— START OF TASK INPUTS —
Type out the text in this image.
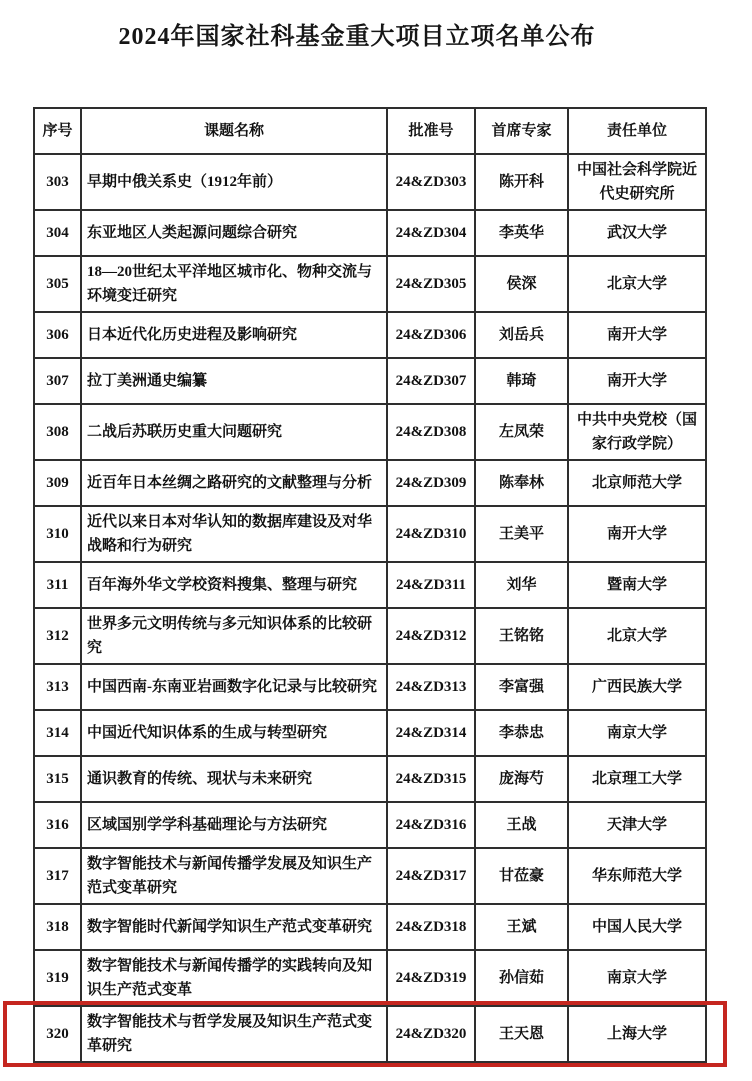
2024年国家社科基金重大项目立项名单公布
序号	课题名称	批准号	首席专家	责任单位
303	早期中俄关系史（1912年前）	24&ZD303	陈开科	中国社会科学院近代史研究所
304	东亚地区人类起源问题综合研究	24&ZD304	李英华	武汉大学
305	18—20世纪太平洋地区城市化、物种交流与环境变迁研究	24&ZD305	侯深	北京大学
306	日本近代化历史进程及影响研究	24&ZD306	刘岳兵	南开大学
307	拉丁美洲通史编纂	24&ZD307	韩琦	南开大学
308	二战后苏联历史重大问题研究	24&ZD308	左凤荣	中共中央党校（国家行政学院）
309	近百年日本丝绸之路研究的文献整理与分析	24&ZD309	陈奉林	北京师范大学
310	近代以来日本对华认知的数据库建设及对华战略和行为研究	24&ZD310	王美平	南开大学
311	百年海外华文学校资料搜集、整理与研究	24&ZD311	刘华	暨南大学
312	世界多元文明传统与多元知识体系的比较研究	24&ZD312	王铭铭	北京大学
313	中国西南-东南亚岩画数字化记录与比较研究	24&ZD313	李富强	广西民族大学
314	中国近代知识体系的生成与转型研究	24&ZD314	李恭忠	南京大学
315	通识教育的传统、现状与未来研究	24&ZD315	庞海芍	北京理工大学
316	区域国别学学科基础理论与方法研究	24&ZD316	王战	天津大学
317	数字智能技术与新闻传播学发展及知识生产范式变革研究	24&ZD317	甘莅豪	华东师范大学
318	数字智能时代新闻学知识生产范式变革研究	24&ZD318	王斌	中国人民大学
319	数字智能技术与新闻传播学的实践转向及知识生产范式变革	24&ZD319	孙信茹	南京大学
320	数字智能技术与哲学发展及知识生产范式变革研究	24&ZD320	王天恩	上海大学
— END OF TASK INPUTS —
REQUEST
Write out the whole listing again, exactly, with no pictures.

FULL SOLUTION
Type out the text in this image.
2024年国家社科基金重大项目立项名单公布
序号	课题名称	批准号	首席专家	责任单位
303	早期中俄关系史（1912年前）	24&ZD303	陈开科	中国社会科学院近代史研究所
304	东亚地区人类起源问题综合研究	24&ZD304	李英华	武汉大学
305	18—20世纪太平洋地区城市化、物种交流与环境变迁研究	24&ZD305	侯深	北京大学
306	日本近代化历史进程及影响研究	24&ZD306	刘岳兵	南开大学
307	拉丁美洲通史编纂	24&ZD307	韩琦	南开大学
308	二战后苏联历史重大问题研究	24&ZD308	左凤荣	中共中央党校（国家行政学院）
309	近百年日本丝绸之路研究的文献整理与分析	24&ZD309	陈奉林	北京师范大学
310	近代以来日本对华认知的数据库建设及对华战略和行为研究	24&ZD310	王美平	南开大学
311	百年海外华文学校资料搜集、整理与研究	24&ZD311	刘华	暨南大学
312	世界多元文明传统与多元知识体系的比较研究	24&ZD312	王铭铭	北京大学
313	中国西南-东南亚岩画数字化记录与比较研究	24&ZD313	李富强	广西民族大学
314	中国近代知识体系的生成与转型研究	24&ZD314	李恭忠	南京大学
315	通识教育的传统、现状与未来研究	24&ZD315	庞海芍	北京理工大学
316	区域国别学学科基础理论与方法研究	24&ZD316	王战	天津大学
317	数字智能技术与新闻传播学发展及知识生产范式变革研究	24&ZD317	甘莅豪	华东师范大学
318	数字智能时代新闻学知识生产范式变革研究	24&ZD318	王斌	中国人民大学
319	数字智能技术与新闻传播学的实践转向及知识生产范式变革	24&ZD319	孙信茹	南京大学
320	数字智能技术与哲学发展及知识生产范式变革研究	24&ZD320	王天恩	上海大学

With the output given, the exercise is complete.